▸ EXERCISE AIM: Please return the entries, omitting and altering nothing.

▸ EXTRACTED DATA:
· · · · ·

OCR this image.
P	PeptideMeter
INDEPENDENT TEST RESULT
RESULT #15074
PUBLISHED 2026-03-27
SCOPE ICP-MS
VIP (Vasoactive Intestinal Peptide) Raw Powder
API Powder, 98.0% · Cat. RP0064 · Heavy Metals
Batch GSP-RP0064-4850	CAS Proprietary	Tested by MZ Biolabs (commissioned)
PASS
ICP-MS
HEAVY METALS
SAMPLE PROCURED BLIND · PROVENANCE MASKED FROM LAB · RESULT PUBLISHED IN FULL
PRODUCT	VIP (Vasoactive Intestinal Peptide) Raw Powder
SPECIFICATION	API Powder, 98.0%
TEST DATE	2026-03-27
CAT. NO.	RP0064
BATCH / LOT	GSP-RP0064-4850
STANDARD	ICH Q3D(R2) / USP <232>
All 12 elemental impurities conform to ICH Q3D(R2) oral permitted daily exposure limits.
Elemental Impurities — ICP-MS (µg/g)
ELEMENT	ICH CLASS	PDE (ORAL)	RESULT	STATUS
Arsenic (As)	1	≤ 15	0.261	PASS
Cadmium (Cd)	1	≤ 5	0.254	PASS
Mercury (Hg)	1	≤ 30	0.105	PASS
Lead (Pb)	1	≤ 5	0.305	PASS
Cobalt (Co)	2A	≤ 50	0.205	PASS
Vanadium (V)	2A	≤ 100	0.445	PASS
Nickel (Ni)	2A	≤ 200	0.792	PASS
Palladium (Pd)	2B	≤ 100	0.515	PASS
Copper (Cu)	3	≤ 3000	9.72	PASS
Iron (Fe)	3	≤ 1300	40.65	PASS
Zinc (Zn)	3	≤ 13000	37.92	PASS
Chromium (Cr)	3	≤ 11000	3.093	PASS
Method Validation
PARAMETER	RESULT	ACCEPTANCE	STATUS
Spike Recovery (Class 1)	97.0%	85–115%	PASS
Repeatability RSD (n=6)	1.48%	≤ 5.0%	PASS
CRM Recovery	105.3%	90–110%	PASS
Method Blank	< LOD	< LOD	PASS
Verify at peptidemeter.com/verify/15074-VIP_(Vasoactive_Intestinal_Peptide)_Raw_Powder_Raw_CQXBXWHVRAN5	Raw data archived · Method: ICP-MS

· · · · ·

▸ TASK RESULT:
OCR this image.
P	PeptideMeter
INDEPENDENT TEST RESULT
RESULT #15074
PUBLISHED 2026-03-27
SCOPE ICP-MS
VIP (Vasoactive Intestinal Peptide) Raw Powder
API Powder, 98.0% · Cat. RP0064 · Heavy Metals
Batch GSP-RP0064-4850	CAS Proprietary	Tested by MZ Biolabs (commissioned)
PASS
ICP-MS
HEAVY METALS
SAMPLE PROCURED BLIND · PROVENANCE MASKED FROM LAB · RESULT PUBLISHED IN FULL
PRODUCT	VIP (Vasoactive Intestinal Peptide) Raw Powder
SPECIFICATION	API Powder, 98.0%
TEST DATE	2026-03-27
CAT. NO.	RP0064
BATCH / LOT	GSP-RP0064-4850
STANDARD	ICH Q3D(R2) / USP <232>
All 12 elemental impurities conform to ICH Q3D(R2) oral permitted daily exposure limits.
Elemental Impurities — ICP-MS (µg/g)
ELEMENT	ICH CLASS	PDE (ORAL)	RESULT	STATUS
Arsenic (As)	1	≤ 15	0.261	PASS
Cadmium (Cd)	1	≤ 5	0.254	PASS
Mercury (Hg)	1	≤ 30	0.105	PASS
Lead (Pb)	1	≤ 5	0.305	PASS
Cobalt (Co)	2A	≤ 50	0.205	PASS
Vanadium (V)	2A	≤ 100	0.445	PASS
Nickel (Ni)	2A	≤ 200	0.792	PASS
Palladium (Pd)	2B	≤ 100	0.515	PASS
Copper (Cu)	3	≤ 3000	9.72	PASS
Iron (Fe)	3	≤ 1300	40.65	PASS
Zinc (Zn)	3	≤ 13000	37.92	PASS
Chromium (Cr)	3	≤ 11000	3.093	PASS
Method Validation
PARAMETER	RESULT	ACCEPTANCE	STATUS
Spike Recovery (Class 1)	97.0%	85–115%	PASS
Repeatability RSD (n=6)	1.48%	≤ 5.0%	PASS
CRM Recovery	105.3%	90–110%	PASS
Method Blank	< LOD	< LOD	PASS
Verify at peptidemeter.com/verify/15074-VIP_(Vasoactive_Intestinal_Peptide)_Raw_Powder_Raw_CQXBXWHVRAN5	Raw data archived · Method: ICP-MS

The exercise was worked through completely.